* **SET PROBLEM**: Every record below should be printed exactly as given.

═══ PROVIDED RECORDS ═══

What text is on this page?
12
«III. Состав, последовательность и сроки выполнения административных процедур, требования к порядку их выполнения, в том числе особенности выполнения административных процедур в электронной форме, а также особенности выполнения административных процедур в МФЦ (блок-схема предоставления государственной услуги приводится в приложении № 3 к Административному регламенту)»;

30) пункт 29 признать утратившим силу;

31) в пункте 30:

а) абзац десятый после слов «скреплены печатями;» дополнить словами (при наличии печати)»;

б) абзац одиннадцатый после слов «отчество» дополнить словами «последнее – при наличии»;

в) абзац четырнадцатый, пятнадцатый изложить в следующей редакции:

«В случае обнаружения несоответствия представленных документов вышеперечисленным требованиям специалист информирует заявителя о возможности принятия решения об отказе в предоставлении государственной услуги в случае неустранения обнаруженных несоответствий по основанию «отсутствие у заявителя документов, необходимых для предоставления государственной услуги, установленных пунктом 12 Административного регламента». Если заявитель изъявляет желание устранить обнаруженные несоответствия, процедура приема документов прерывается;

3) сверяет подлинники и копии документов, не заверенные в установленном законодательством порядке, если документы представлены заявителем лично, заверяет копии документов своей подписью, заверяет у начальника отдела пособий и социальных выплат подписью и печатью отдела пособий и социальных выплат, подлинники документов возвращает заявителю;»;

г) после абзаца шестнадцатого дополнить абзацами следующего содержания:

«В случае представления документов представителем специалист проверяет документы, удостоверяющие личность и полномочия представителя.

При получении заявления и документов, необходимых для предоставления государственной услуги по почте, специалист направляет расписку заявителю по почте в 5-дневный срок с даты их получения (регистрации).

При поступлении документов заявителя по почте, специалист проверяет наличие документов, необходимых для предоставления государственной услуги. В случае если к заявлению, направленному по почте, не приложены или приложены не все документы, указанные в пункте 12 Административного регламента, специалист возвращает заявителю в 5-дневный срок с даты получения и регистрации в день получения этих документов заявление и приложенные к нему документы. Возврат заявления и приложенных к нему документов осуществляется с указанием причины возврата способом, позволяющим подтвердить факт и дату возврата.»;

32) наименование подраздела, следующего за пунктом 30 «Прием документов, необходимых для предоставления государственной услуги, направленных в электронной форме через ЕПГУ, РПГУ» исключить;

═══

* **EXERCISE ANSWER**:
What text is on this page?
12
«III. Состав, последовательность и сроки выполнения административных процедур, требования к порядку их выполнения, в том числе особенности выполнения административных процедур в электронной форме, а также особенности выполнения административных процедур в МФЦ (блок-схема предоставления государственной услуги приводится в приложении № 3 к Административному регламенту)»;

30) пункт 29 признать утратившим силу;

31) в пункте 30:

а) абзац десятый после слов «скреплены печатями;» дополнить словами (при наличии печати)»;

б) абзац одиннадцатый после слов «отчество» дополнить словами «последнее – при наличии»;

в) абзац четырнадцатый, пятнадцатый изложить в следующей редакции:

«В случае обнаружения несоответствия представленных документов вышеперечисленным требованиям специалист информирует заявителя о возможности принятия решения об отказе в предоставлении государственной услуги в случае неустранения обнаруженных несоответствий по основанию «отсутствие у заявителя документов, необходимых для предоставления государственной услуги, установленных пунктом 12 Административного регламента». Если заявитель изъявляет желание устранить обнаруженные несоответствия, процедура приема документов прерывается;

3) сверяет подлинники и копии документов, не заверенные в установленном законодательством порядке, если документы представлены заявителем лично, заверяет копии документов своей подписью, заверяет у начальника отдела пособий и социальных выплат подписью и печатью отдела пособий и социальных выплат, подлинники документов возвращает заявителю;»;

г) после абзаца шестнадцатого дополнить абзацами следующего содержания:

«В случае представления документов представителем специалист проверяет документы, удостоверяющие личность и полномочия представителя.

При получении заявления и документов, необходимых для предоставления государственной услуги по почте, специалист направляет расписку заявителю по почте в 5-дневный срок с даты их получения (регистрации).

При поступлении документов заявителя по почте, специалист проверяет наличие документов, необходимых для предоставления государственной услуги. В случае если к заявлению, направленному по почте, не приложены или приложены не все документы, указанные в пункте 12 Административного регламента, специалист возвращает заявителю в 5-дневный срок с даты получения и регистрации в день получения этих документов заявление и приложенные к нему документы. Возврат заявления и приложенных к нему документов осуществляется с указанием причины возврата способом, позволяющим подтвердить факт и дату возврата.»;

32) наименование подраздела, следующего за пунктом 30 «Прием документов, необходимых для предоставления государственной услуги, направленных в электронной форме через ЕПГУ, РПГУ» исключить;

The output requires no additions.